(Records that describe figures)
_ _ _ _ _
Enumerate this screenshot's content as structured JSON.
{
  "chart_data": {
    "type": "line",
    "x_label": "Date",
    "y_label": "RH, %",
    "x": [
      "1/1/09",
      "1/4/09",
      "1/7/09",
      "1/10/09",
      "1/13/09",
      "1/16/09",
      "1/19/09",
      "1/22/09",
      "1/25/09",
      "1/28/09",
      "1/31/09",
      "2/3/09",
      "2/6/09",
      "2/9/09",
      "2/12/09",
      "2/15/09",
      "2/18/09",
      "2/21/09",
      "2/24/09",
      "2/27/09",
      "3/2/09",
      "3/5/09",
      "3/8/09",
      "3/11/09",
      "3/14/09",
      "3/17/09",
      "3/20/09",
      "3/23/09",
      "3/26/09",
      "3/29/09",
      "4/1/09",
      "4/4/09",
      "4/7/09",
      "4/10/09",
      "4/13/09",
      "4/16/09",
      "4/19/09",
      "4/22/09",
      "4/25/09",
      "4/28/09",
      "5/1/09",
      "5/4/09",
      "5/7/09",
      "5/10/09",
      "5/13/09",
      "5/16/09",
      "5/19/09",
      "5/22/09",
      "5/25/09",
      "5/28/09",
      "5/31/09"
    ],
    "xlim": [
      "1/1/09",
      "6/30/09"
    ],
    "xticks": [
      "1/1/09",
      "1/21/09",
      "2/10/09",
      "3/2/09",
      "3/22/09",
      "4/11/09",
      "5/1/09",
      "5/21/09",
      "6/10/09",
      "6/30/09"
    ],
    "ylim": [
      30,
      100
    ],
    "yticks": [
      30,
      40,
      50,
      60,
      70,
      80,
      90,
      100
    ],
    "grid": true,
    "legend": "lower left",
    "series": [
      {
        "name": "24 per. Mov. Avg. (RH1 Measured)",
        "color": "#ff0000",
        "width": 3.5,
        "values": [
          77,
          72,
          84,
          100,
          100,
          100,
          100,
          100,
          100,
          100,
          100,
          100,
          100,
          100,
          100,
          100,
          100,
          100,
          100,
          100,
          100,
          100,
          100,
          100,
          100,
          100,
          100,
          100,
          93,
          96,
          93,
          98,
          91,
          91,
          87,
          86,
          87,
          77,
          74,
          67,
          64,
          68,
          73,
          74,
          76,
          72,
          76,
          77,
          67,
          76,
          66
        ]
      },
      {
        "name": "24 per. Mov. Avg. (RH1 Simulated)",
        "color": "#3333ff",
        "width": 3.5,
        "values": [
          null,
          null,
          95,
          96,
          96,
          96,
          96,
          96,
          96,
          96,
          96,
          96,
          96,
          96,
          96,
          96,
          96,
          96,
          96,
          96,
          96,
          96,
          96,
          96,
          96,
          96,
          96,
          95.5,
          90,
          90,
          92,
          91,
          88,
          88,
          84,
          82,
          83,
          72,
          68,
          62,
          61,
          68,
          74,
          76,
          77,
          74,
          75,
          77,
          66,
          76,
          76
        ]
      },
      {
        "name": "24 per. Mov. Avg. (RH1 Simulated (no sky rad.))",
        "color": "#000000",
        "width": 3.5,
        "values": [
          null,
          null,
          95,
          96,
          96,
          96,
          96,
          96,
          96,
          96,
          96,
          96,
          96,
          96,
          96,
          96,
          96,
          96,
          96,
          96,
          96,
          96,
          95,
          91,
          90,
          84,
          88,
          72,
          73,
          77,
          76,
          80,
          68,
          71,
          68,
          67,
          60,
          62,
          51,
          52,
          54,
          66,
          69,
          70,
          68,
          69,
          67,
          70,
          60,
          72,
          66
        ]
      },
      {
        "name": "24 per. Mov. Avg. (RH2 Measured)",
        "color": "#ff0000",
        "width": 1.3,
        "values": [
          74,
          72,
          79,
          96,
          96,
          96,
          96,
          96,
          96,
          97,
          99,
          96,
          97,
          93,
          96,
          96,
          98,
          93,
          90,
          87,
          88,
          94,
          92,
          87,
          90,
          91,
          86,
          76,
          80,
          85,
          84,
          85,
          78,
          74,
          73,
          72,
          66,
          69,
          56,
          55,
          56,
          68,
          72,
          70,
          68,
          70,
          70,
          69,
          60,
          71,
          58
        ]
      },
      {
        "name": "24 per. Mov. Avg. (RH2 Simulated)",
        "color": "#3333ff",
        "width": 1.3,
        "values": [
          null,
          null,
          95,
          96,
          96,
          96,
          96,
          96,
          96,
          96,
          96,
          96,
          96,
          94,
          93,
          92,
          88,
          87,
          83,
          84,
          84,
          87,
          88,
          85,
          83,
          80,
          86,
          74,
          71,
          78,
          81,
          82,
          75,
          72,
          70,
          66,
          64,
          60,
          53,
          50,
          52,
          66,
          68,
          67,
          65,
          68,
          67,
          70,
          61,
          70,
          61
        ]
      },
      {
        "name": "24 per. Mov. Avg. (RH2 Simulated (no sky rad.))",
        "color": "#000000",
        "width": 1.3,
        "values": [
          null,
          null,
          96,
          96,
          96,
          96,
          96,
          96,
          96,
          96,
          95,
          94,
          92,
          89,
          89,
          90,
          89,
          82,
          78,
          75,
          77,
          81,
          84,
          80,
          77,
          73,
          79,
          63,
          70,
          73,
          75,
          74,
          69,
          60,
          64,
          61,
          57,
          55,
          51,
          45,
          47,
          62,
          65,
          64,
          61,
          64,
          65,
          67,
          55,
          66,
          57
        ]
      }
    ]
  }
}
_ _ _ _ _
Problem statement:
Copy the material above, line for line.

Response to the task:
Enumerate this screenshot's content as structured JSON.
{
  "chart_data": {
    "type": "line",
    "x_label": "Date",
    "y_label": "RH, %",
    "x": [
      "1/1/09",
      "1/4/09",
      "1/7/09",
      "1/10/09",
      "1/13/09",
      "1/16/09",
      "1/19/09",
      "1/22/09",
      "1/25/09",
      "1/28/09",
      "1/31/09",
      "2/3/09",
      "2/6/09",
      "2/9/09",
      "2/12/09",
      "2/15/09",
      "2/18/09",
      "2/21/09",
      "2/24/09",
      "2/27/09",
      "3/2/09",
      "3/5/09",
      "3/8/09",
      "3/11/09",
      "3/14/09",
      "3/17/09",
      "3/20/09",
      "3/23/09",
      "3/26/09",
      "3/29/09",
      "4/1/09",
      "4/4/09",
      "4/7/09",
      "4/10/09",
      "4/13/09",
      "4/16/09",
      "4/19/09",
      "4/22/09",
      "4/25/09",
      "4/28/09",
      "5/1/09",
      "5/4/09",
      "5/7/09",
      "5/10/09",
      "5/13/09",
      "5/16/09",
      "5/19/09",
      "5/22/09",
      "5/25/09",
      "5/28/09",
      "5/31/09"
    ],
    "xlim": [
      "1/1/09",
      "6/30/09"
    ],
    "xticks": [
      "1/1/09",
      "1/21/09",
      "2/10/09",
      "3/2/09",
      "3/22/09",
      "4/11/09",
      "5/1/09",
      "5/21/09",
      "6/10/09",
      "6/30/09"
    ],
    "ylim": [
      30,
      100
    ],
    "yticks": [
      30,
      40,
      50,
      60,
      70,
      80,
      90,
      100
    ],
    "grid": true,
    "legend": "lower left",
    "series": [
      {
        "name": "24 per. Mov. Avg. (RH1 Measured)",
        "color": "#ff0000",
        "width": 3.5,
        "values": [
          77,
          72,
          84,
          100,
          100,
          100,
          100,
          100,
          100,
          100,
          100,
          100,
          100,
          100,
          100,
          100,
          100,
          100,
          100,
          100,
          100,
          100,
          100,
          100,
          100,
          100,
          100,
          100,
          93,
          96,
          93,
          98,
          91,
          91,
          87,
          86,
          87,
          77,
          74,
          67,
          64,
          68,
          73,
          74,
          76,
          72,
          76,
          77,
          67,
          76,
          66
        ]
      },
      {
        "name": "24 per. Mov. Avg. (RH1 Simulated)",
        "color": "#3333ff",
        "width": 3.5,
        "values": [
          null,
          null,
          95,
          96,
          96,
          96,
          96,
          96,
          96,
          96,
          96,
          96,
          96,
          96,
          96,
          96,
          96,
          96,
          96,
          96,
          96,
          96,
          96,
          96,
          96,
          96,
          96,
          95.5,
          90,
          90,
          92,
          91,
          88,
          88,
          84,
          82,
          83,
          72,
          68,
          62,
          61,
          68,
          74,
          76,
          77,
          74,
          75,
          77,
          66,
          76,
          76
        ]
      },
      {
        "name": "24 per. Mov. Avg. (RH1 Simulated (no sky rad.))",
        "color": "#000000",
        "width": 3.5,
        "values": [
          null,
          null,
          95,
          96,
          96,
          96,
          96,
          96,
          96,
          96,
          96,
          96,
          96,
          96,
          96,
          96,
          96,
          96,
          96,
          96,
          96,
          96,
          95,
          91,
          90,
          84,
          88,
          72,
          73,
          77,
          76,
          80,
          68,
          71,
          68,
          67,
          60,
          62,
          51,
          52,
          54,
          66,
          69,
          70,
          68,
          69,
          67,
          70,
          60,
          72,
          66
        ]
      },
      {
        "name": "24 per. Mov. Avg. (RH2 Measured)",
        "color": "#ff0000",
        "width": 1.3,
        "values": [
          74,
          72,
          79,
          96,
          96,
          96,
          96,
          96,
          96,
          97,
          99,
          96,
          97,
          93,
          96,
          96,
          98,
          93,
          90,
          87,
          88,
          94,
          92,
          87,
          90,
          91,
          86,
          76,
          80,
          85,
          84,
          85,
          78,
          74,
          73,
          72,
          66,
          69,
          56,
          55,
          56,
          68,
          72,
          70,
          68,
          70,
          70,
          69,
          60,
          71,
          58
        ]
      },
      {
        "name": "24 per. Mov. Avg. (RH2 Simulated)",
        "color": "#3333ff",
        "width": 1.3,
        "values": [
          null,
          null,
          95,
          96,
          96,
          96,
          96,
          96,
          96,
          96,
          96,
          96,
          96,
          94,
          93,
          92,
          88,
          87,
          83,
          84,
          84,
          87,
          88,
          85,
          83,
          80,
          86,
          74,
          71,
          78,
          81,
          82,
          75,
          72,
          70,
          66,
          64,
          60,
          53,
          50,
          52,
          66,
          68,
          67,
          65,
          68,
          67,
          70,
          61,
          70,
          61
        ]
      },
      {
        "name": "24 per. Mov. Avg. (RH2 Simulated (no sky rad.))",
        "color": "#000000",
        "width": 1.3,
        "values": [
          null,
          null,
          96,
          96,
          96,
          96,
          96,
          96,
          96,
          96,
          95,
          94,
          92,
          89,
          89,
          90,
          89,
          82,
          78,
          75,
          77,
          81,
          84,
          80,
          77,
          73,
          79,
          63,
          70,
          73,
          75,
          74,
          69,
          60,
          64,
          61,
          57,
          55,
          51,
          45,
          47,
          62,
          65,
          64,
          61,
          64,
          65,
          67,
          55,
          66,
          57
        ]
      }
    ]
  }
}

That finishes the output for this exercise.